WRITTEN REQUEST.
Where does the string "this" appear? Copy every line of the entries below that holds it.
##############################
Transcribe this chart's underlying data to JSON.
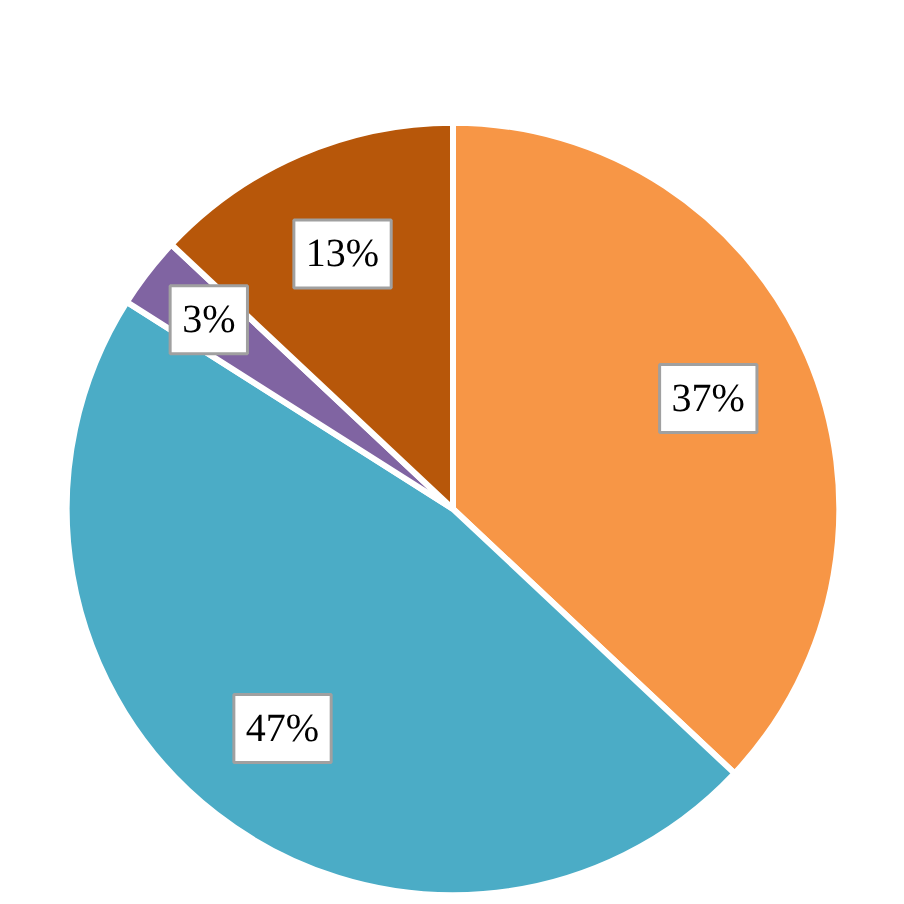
{
  "chart_data": {
    "type": "pie",
    "categories": [
      null,
      null,
      null,
      null
    ],
    "values": [
      37,
      47,
      3,
      13
    ],
    "colors": [
      "#f79646",
      "#4bacc6",
      "#8064a2",
      "#b7570a"
    ],
    "value_labels": [
      "37%",
      "47%",
      "3%",
      "13%"
    ]
  }
}
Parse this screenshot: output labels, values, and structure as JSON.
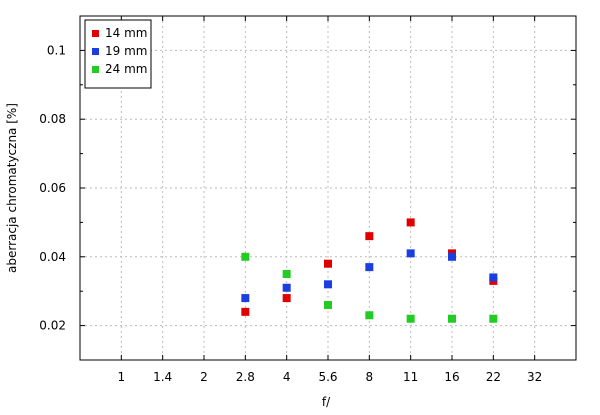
{
  "chart_data": {
    "type": "scatter",
    "title": "",
    "xlabel": "f/",
    "ylabel": "aberracja chromatyczna [%]",
    "x_ticks": [
      "1",
      "1.4",
      "2",
      "2.8",
      "4",
      "5.6",
      "8",
      "11",
      "16",
      "22",
      "32"
    ],
    "y_ticks": [
      "0.02",
      "0.04",
      "0.06",
      "0.08",
      "0.1"
    ],
    "y_tick_values": [
      0.02,
      0.04,
      0.06,
      0.08,
      0.1
    ],
    "ylim": [
      0.01,
      0.11
    ],
    "grid": true,
    "legend_position": "top-left",
    "series": [
      {
        "name": "14 mm",
        "color": "#e00000",
        "points": [
          {
            "x": "2.8",
            "y": 0.024
          },
          {
            "x": "4",
            "y": 0.028
          },
          {
            "x": "5.6",
            "y": 0.038
          },
          {
            "x": "8",
            "y": 0.046
          },
          {
            "x": "11",
            "y": 0.05
          },
          {
            "x": "16",
            "y": 0.041
          },
          {
            "x": "22",
            "y": 0.033
          }
        ]
      },
      {
        "name": "19 mm",
        "color": "#1a3ee0",
        "points": [
          {
            "x": "2.8",
            "y": 0.028
          },
          {
            "x": "4",
            "y": 0.031
          },
          {
            "x": "5.6",
            "y": 0.032
          },
          {
            "x": "8",
            "y": 0.037
          },
          {
            "x": "11",
            "y": 0.041
          },
          {
            "x": "16",
            "y": 0.04
          },
          {
            "x": "22",
            "y": 0.034
          }
        ]
      },
      {
        "name": "24 mm",
        "color": "#22cc22",
        "points": [
          {
            "x": "2.8",
            "y": 0.04
          },
          {
            "x": "4",
            "y": 0.035
          },
          {
            "x": "5.6",
            "y": 0.026
          },
          {
            "x": "8",
            "y": 0.023
          },
          {
            "x": "11",
            "y": 0.022
          },
          {
            "x": "16",
            "y": 0.022
          },
          {
            "x": "22",
            "y": 0.022
          }
        ]
      }
    ]
  }
}
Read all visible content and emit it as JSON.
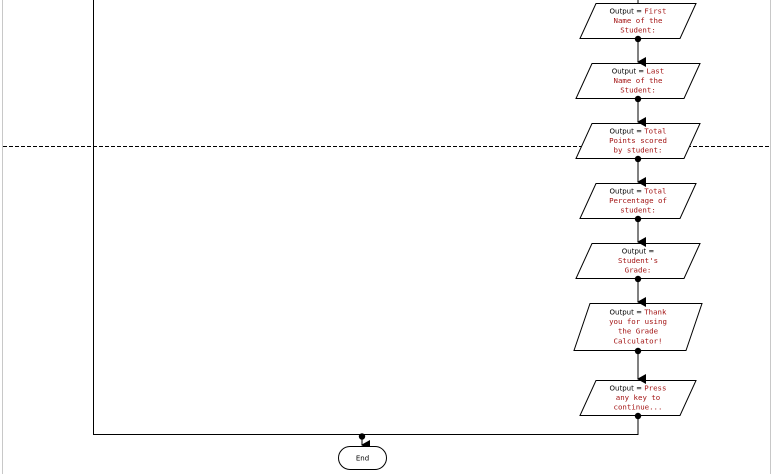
{
  "diagram": {
    "nodes": [
      {
        "id": "out-first-name",
        "label": "Output",
        "eq": " = ",
        "value_first": "First",
        "value_lines": [
          "Name of the",
          "Student:"
        ]
      },
      {
        "id": "out-last-name",
        "label": "Output",
        "eq": " = ",
        "value_first": "Last",
        "value_lines": [
          "Name of the",
          "Student:"
        ]
      },
      {
        "id": "out-total-points",
        "label": "Output",
        "eq": " = ",
        "value_first": "Total",
        "value_lines": [
          "Points scored",
          "by student:"
        ]
      },
      {
        "id": "out-total-percentage",
        "label": "Output",
        "eq": " = ",
        "value_first": "Total",
        "value_lines": [
          "Percentage of",
          "student:"
        ]
      },
      {
        "id": "out-grade",
        "label": "Output",
        "eq": " = ",
        "value_first": "",
        "value_lines": [
          "Student's",
          "Grade:"
        ]
      },
      {
        "id": "out-thank-you",
        "label": "Output",
        "eq": " = ",
        "value_first": "Thank",
        "value_lines": [
          "you for using",
          "the Grade",
          "Calculator!"
        ]
      },
      {
        "id": "out-press-key",
        "label": "Output",
        "eq": " = ",
        "value_first": "Press",
        "value_lines": [
          "any key to",
          "continue..."
        ]
      }
    ],
    "end": {
      "label": "End"
    }
  },
  "colors": {
    "line": "#000000",
    "text_value": "#a31515",
    "page_break": "#000000",
    "background": "#ffffff"
  }
}
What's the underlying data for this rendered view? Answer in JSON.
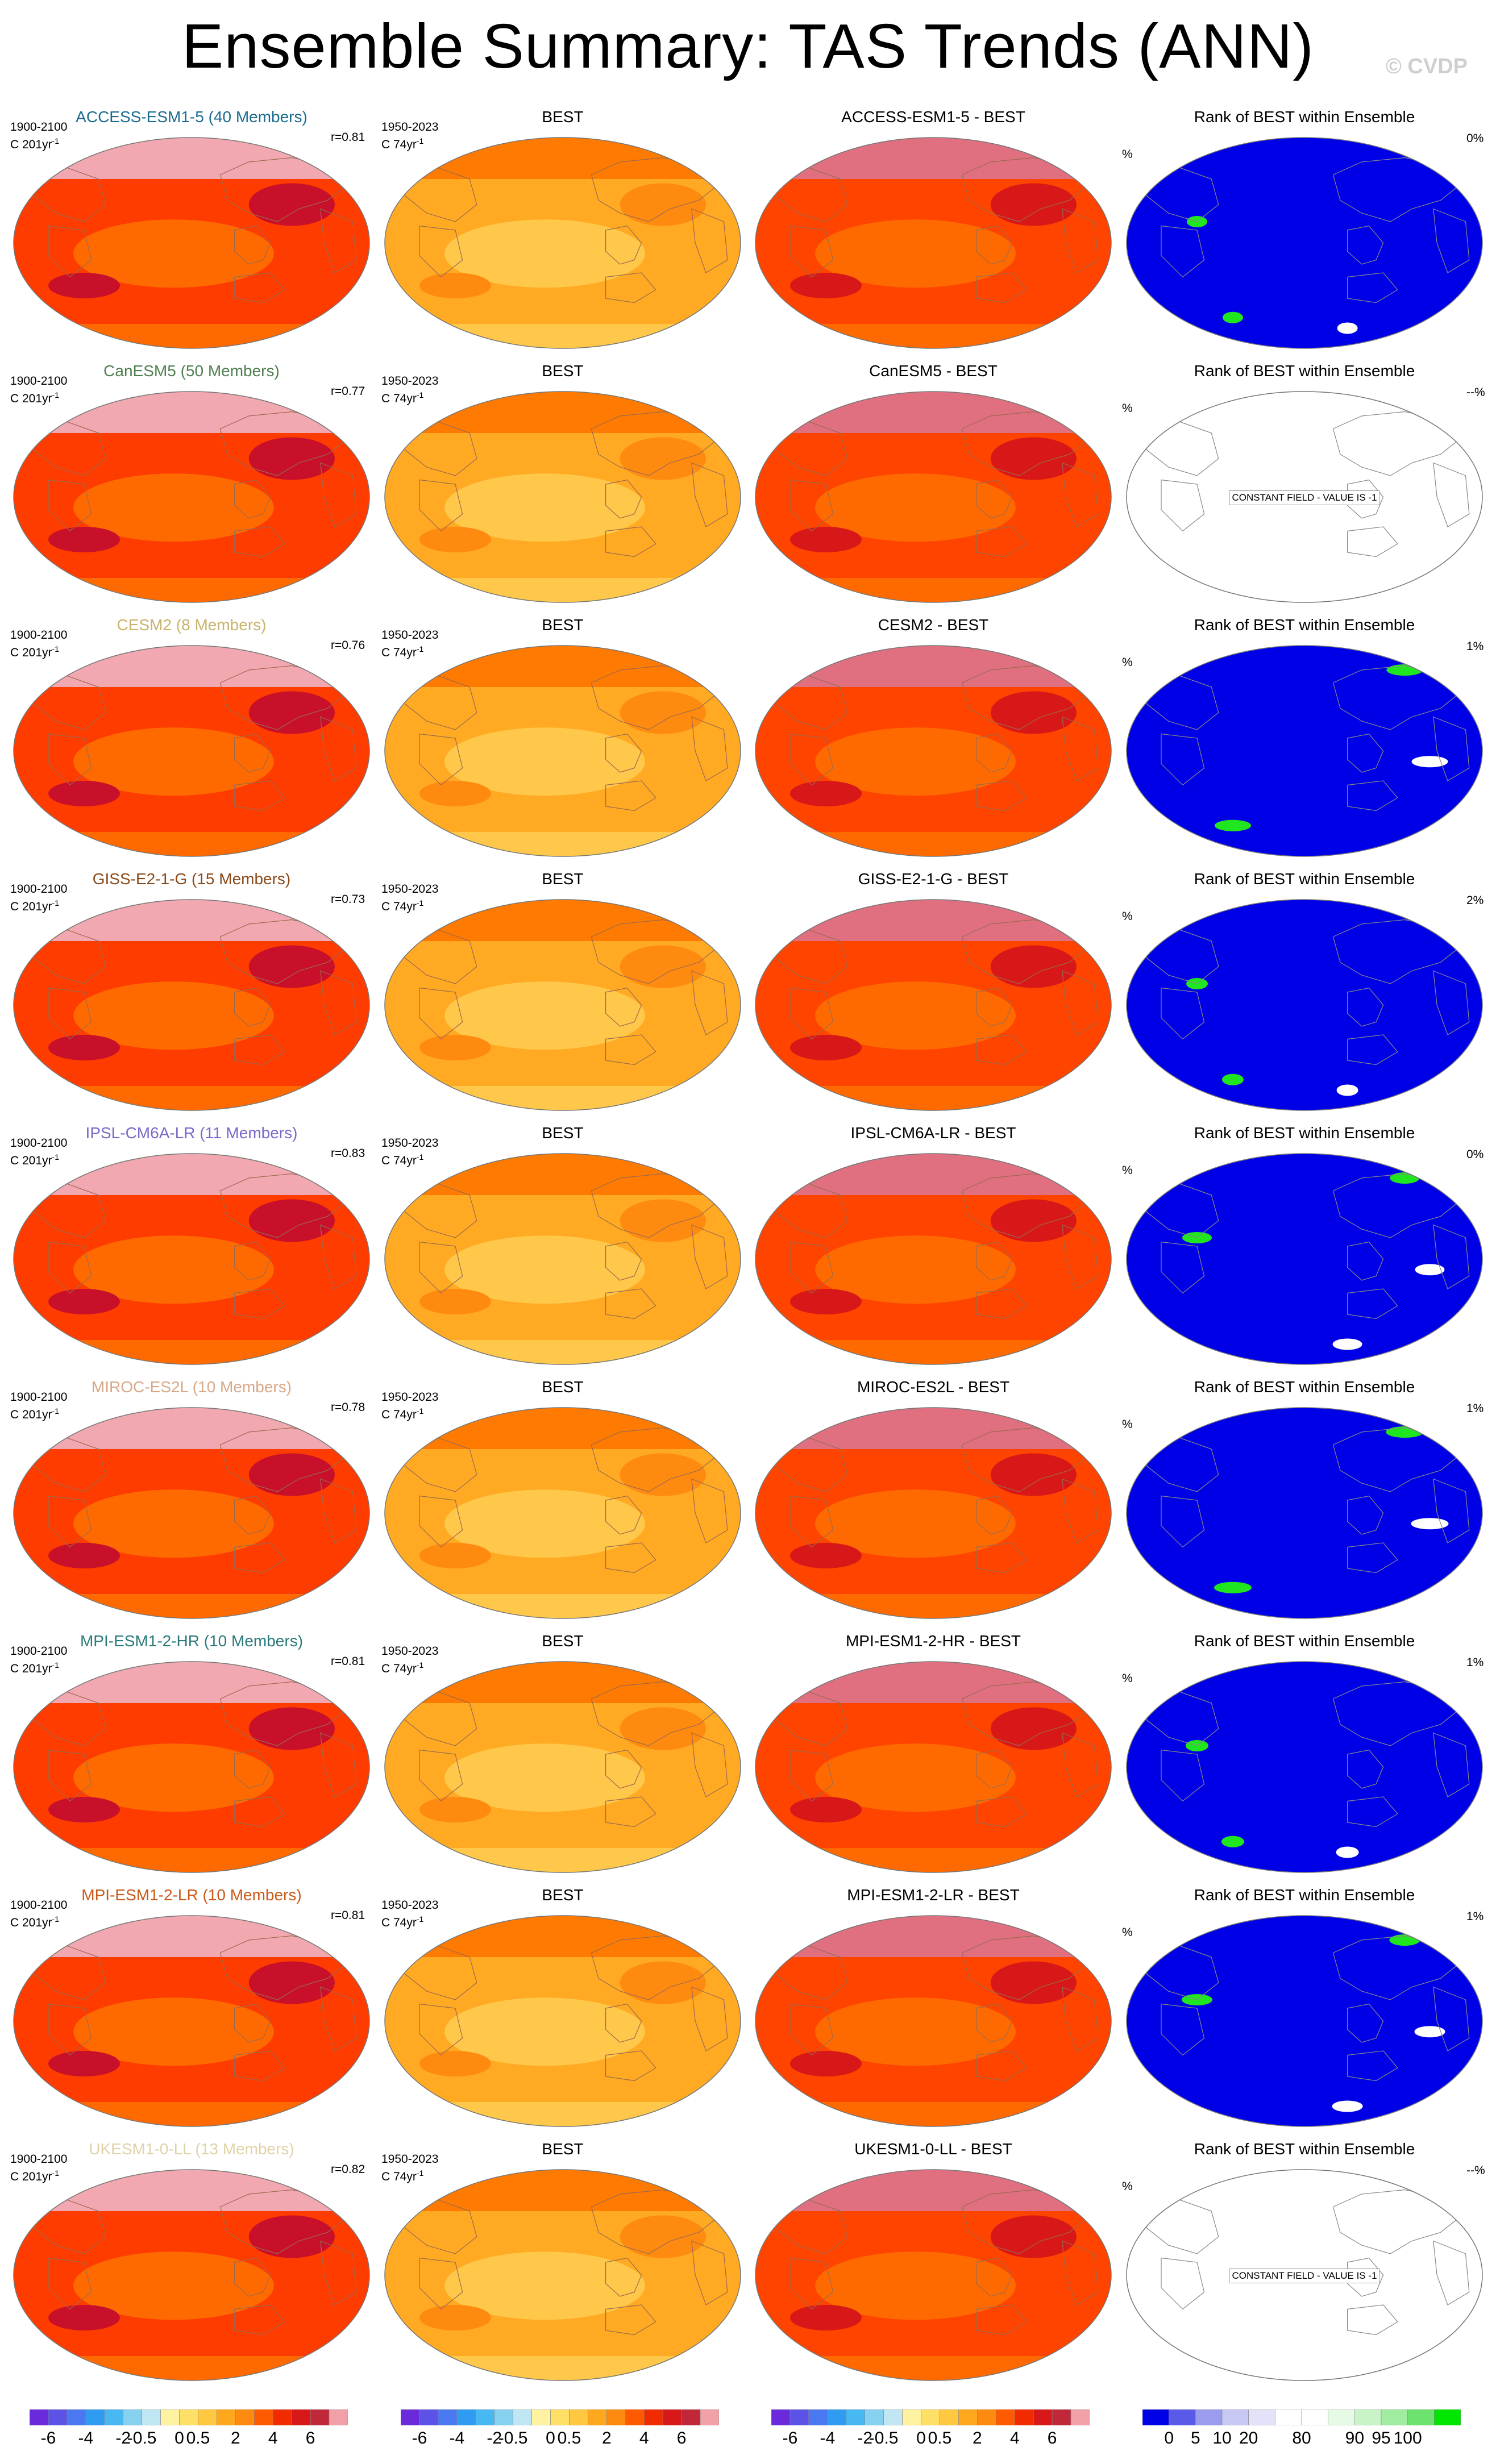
{
  "title": "Ensemble Summary: TAS Trends (ANN)",
  "credit": "© CVDP",
  "chart_data": {
    "type": "heatmap",
    "description_rows": 9,
    "columns": [
      {
        "kind": "model_trend",
        "period": "1900-2100",
        "units": "C 201yr",
        "units_sup": "-1"
      },
      {
        "kind": "observed_trend",
        "title": "BEST",
        "period": "1950-2023",
        "units": "C 74yr",
        "units_sup": "-1"
      },
      {
        "kind": "difference",
        "title_suffix": " - BEST"
      },
      {
        "kind": "rank",
        "title": "Rank of BEST within Ensemble",
        "units": "%"
      }
    ],
    "rows": [
      {
        "model": "ACCESS-ESM1-5",
        "members": "40 Members",
        "label": "ACCESS-ESM1-5 (40 Members)",
        "label_color": "#1b6b8f",
        "r": "r=0.81",
        "rank_pct": "0%",
        "diff_title": "ACCESS-ESM1-5 - BEST",
        "constant_field": false
      },
      {
        "model": "CanESM5",
        "members": "50 Members",
        "label": "CanESM5 (50 Members)",
        "label_color": "#4f7f4f",
        "r": "r=0.77",
        "rank_pct": "--%",
        "diff_title": "CanESM5 - BEST",
        "constant_field": true
      },
      {
        "model": "CESM2",
        "members": "8 Members",
        "label": "CESM2 (8 Members)",
        "label_color": "#c9b26a",
        "r": "r=0.76",
        "rank_pct": "1%",
        "diff_title": "CESM2 - BEST",
        "constant_field": false
      },
      {
        "model": "GISS-E2-1-G",
        "members": "15 Members",
        "label": "GISS-E2-1-G (15 Members)",
        "label_color": "#8a4a1a",
        "r": "r=0.73",
        "rank_pct": "2%",
        "diff_title": "GISS-E2-1-G - BEST",
        "constant_field": false
      },
      {
        "model": "IPSL-CM6A-LR",
        "members": "11 Members",
        "label": "IPSL-CM6A-LR (11 Members)",
        "label_color": "#7b68c8",
        "r": "r=0.83",
        "rank_pct": "0%",
        "diff_title": "IPSL-CM6A-LR - BEST",
        "constant_field": false
      },
      {
        "model": "MIROC-ES2L",
        "members": "10 Members",
        "label": "MIROC-ES2L (10 Members)",
        "label_color": "#d8a888",
        "r": "r=0.78",
        "rank_pct": "1%",
        "diff_title": "MIROC-ES2L - BEST",
        "constant_field": false
      },
      {
        "model": "MPI-ESM1-2-HR",
        "members": "10 Members",
        "label": "MPI-ESM1-2-HR (10 Members)",
        "label_color": "#2a7a7a",
        "r": "r=0.81",
        "rank_pct": "1%",
        "diff_title": "MPI-ESM1-2-HR - BEST",
        "constant_field": false
      },
      {
        "model": "MPI-ESM1-2-LR",
        "members": "10 Members",
        "label": "MPI-ESM1-2-LR (10 Members)",
        "label_color": "#c85a1a",
        "r": "r=0.81",
        "rank_pct": "1%",
        "diff_title": "MPI-ESM1-2-LR - BEST",
        "constant_field": false
      },
      {
        "model": "UKESM1-0-LL",
        "members": "13 Members",
        "label": "UKESM1-0-LL (13 Members)",
        "label_color": "#e0d2a8",
        "r": "r=0.82",
        "rank_pct": "--%",
        "diff_title": "UKESM1-0-LL - BEST",
        "constant_field": true
      }
    ],
    "constant_field_text": "CONSTANT FIELD - VALUE IS -1",
    "trend_colorbar": {
      "colors": [
        "#6a2adc",
        "#5c52e8",
        "#4a78f0",
        "#2f9cf2",
        "#48b8f2",
        "#86d0f0",
        "#bfe6f2",
        "#fff2a0",
        "#ffe066",
        "#ffc840",
        "#ffa81e",
        "#ff8a10",
        "#ff5a00",
        "#f22a00",
        "#d81818",
        "#c0283a",
        "#f2a0a8"
      ],
      "tick_labels": [
        "-6",
        "-4",
        "-2",
        "-0.5",
        "0",
        "0.5",
        "2",
        "4",
        "6"
      ]
    },
    "rank_colorbar": {
      "colors": [
        "#0000e6",
        "#5a5ae8",
        "#9c9cef",
        "#c8c8f4",
        "#e2e2f8",
        "#ffffff",
        "#ffffff",
        "#e6fae6",
        "#c8f4c8",
        "#a0eca0",
        "#6ee26e",
        "#00e600"
      ],
      "tick_labels": [
        "0",
        "5",
        "10",
        "20",
        "80",
        "90",
        "95",
        "100"
      ]
    }
  }
}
##############################
SOLUTION TO THE EXERCISE.
Transcribe this chart's underlying data to JSON.
Parse this screenshot: output labels, values, and structure as JSON.
What's the underlying data for this rendered view? Answer in JSON.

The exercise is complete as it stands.